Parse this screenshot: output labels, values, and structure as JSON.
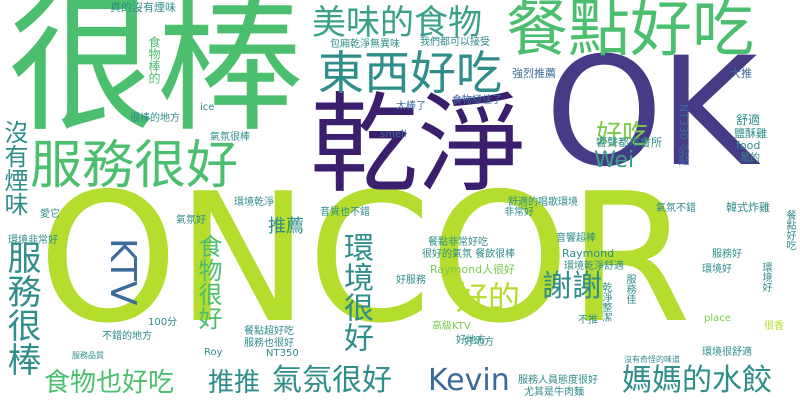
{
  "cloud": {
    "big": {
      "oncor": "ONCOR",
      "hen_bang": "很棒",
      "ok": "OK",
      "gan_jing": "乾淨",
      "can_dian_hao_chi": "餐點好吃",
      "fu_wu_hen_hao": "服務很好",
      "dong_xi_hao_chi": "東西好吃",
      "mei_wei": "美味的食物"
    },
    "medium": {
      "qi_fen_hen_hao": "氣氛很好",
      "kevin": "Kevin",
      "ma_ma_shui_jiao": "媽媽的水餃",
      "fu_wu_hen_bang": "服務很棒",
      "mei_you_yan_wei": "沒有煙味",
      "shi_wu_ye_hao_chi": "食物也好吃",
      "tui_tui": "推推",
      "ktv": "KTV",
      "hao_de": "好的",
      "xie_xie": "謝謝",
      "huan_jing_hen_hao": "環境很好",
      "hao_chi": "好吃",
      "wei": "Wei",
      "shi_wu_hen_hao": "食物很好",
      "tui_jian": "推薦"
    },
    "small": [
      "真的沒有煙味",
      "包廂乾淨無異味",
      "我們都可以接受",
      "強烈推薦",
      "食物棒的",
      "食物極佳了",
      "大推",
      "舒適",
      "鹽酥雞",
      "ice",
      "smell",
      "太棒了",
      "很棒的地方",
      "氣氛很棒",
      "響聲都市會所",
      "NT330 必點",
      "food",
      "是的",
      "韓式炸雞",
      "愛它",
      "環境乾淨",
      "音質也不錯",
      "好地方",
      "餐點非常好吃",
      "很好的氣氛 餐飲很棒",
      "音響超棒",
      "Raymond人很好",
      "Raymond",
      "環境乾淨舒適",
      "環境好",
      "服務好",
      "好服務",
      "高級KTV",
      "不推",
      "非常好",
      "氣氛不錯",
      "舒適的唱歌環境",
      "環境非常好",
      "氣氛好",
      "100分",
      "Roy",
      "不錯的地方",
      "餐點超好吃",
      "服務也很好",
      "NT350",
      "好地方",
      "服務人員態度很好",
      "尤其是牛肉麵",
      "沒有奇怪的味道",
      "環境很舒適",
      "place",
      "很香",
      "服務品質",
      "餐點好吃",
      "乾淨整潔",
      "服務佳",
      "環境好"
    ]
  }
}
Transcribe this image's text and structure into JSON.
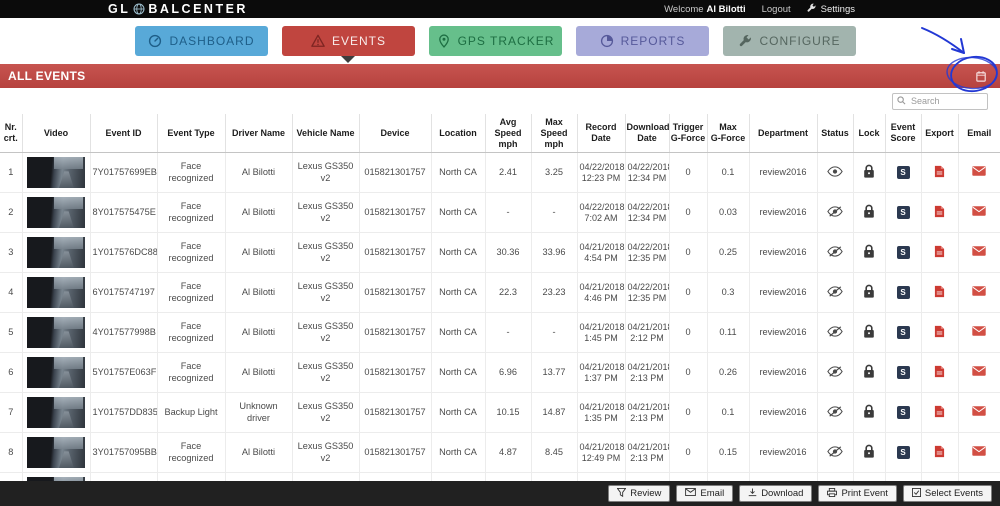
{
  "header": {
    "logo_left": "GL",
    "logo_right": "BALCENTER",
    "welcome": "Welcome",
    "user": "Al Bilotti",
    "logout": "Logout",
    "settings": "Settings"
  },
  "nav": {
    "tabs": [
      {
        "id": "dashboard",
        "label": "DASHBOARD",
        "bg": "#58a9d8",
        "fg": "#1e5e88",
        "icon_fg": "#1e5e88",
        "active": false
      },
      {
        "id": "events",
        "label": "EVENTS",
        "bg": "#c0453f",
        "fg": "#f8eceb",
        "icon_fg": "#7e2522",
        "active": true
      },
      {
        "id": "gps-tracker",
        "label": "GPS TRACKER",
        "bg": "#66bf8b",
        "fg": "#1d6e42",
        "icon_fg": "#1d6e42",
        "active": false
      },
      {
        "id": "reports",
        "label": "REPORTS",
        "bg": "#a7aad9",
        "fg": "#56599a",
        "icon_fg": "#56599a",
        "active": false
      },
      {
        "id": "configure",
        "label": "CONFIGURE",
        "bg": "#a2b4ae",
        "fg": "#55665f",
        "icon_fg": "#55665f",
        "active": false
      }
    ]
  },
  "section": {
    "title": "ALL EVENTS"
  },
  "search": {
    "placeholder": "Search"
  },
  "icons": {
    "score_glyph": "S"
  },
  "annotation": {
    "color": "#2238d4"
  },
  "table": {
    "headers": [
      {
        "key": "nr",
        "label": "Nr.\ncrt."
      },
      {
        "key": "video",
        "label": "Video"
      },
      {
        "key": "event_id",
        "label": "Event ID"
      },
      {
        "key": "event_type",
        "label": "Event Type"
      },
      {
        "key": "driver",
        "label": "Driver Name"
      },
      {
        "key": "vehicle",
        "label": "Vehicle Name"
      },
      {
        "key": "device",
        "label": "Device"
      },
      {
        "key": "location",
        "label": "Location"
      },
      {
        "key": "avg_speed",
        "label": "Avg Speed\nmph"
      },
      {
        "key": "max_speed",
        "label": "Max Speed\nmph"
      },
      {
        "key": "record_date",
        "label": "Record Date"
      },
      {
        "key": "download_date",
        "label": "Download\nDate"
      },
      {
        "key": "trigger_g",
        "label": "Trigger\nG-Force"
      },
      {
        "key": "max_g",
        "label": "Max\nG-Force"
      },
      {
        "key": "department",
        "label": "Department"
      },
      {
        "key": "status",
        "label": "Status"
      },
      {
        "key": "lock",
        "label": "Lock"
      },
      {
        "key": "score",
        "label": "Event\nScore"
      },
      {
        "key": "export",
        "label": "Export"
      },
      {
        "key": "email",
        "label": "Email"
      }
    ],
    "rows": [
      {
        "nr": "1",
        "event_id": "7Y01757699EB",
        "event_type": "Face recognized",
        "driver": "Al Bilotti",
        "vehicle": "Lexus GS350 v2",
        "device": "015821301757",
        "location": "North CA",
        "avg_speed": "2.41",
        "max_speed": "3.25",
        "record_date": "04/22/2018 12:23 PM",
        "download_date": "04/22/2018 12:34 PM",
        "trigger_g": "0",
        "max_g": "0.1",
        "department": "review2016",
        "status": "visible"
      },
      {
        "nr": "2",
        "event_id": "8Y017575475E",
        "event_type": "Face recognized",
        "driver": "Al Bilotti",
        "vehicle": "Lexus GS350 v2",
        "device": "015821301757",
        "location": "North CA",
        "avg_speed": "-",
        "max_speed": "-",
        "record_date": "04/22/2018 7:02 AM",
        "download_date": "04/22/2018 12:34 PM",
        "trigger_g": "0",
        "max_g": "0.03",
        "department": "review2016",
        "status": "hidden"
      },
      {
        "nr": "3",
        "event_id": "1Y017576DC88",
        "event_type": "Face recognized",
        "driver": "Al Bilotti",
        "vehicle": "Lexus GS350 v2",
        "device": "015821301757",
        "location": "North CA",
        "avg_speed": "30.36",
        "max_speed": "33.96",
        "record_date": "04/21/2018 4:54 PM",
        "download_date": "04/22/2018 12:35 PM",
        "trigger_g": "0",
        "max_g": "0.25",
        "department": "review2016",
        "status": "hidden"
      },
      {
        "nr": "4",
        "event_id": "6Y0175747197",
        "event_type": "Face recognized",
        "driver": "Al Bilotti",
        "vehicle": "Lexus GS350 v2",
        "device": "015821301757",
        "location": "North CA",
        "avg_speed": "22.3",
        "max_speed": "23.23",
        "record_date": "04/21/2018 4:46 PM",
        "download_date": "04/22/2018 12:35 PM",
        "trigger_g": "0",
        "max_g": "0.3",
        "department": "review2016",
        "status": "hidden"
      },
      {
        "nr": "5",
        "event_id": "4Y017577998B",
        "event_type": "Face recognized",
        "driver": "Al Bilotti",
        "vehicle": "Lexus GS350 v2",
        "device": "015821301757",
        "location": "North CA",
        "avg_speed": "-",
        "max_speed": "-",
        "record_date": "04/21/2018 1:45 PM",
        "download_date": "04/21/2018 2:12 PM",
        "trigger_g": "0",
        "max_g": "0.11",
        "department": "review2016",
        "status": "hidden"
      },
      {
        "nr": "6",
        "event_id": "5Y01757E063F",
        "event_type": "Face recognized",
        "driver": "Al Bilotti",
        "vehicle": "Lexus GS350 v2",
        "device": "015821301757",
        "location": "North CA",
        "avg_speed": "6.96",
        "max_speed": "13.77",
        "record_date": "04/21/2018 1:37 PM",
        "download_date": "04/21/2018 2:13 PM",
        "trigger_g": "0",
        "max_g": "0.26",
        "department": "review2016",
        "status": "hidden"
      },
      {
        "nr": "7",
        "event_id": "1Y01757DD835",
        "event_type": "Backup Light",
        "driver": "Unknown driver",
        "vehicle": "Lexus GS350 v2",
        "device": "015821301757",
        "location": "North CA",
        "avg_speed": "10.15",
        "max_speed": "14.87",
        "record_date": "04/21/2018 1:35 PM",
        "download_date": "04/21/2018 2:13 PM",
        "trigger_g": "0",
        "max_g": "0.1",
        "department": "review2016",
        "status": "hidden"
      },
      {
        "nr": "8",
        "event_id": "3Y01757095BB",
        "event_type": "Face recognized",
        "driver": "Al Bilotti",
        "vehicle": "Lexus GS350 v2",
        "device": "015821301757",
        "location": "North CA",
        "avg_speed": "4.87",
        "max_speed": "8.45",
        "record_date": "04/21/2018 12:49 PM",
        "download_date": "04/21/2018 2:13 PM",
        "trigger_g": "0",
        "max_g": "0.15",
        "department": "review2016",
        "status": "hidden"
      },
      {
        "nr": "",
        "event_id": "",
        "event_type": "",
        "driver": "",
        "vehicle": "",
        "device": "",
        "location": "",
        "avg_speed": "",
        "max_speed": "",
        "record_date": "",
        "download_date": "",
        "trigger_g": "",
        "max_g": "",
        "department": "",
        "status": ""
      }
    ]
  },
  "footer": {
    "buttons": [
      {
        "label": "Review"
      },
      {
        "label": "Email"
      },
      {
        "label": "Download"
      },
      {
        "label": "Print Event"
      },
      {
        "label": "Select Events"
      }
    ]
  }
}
------------------------------------------------------------
_GIVEN REQUEST_
Read through the entries and copy every line that includes "structure".

_THE RESULT_
Parse this screenshot: output labels, values, and structure as JSON.
Transcribe this image's text and structure into JSON.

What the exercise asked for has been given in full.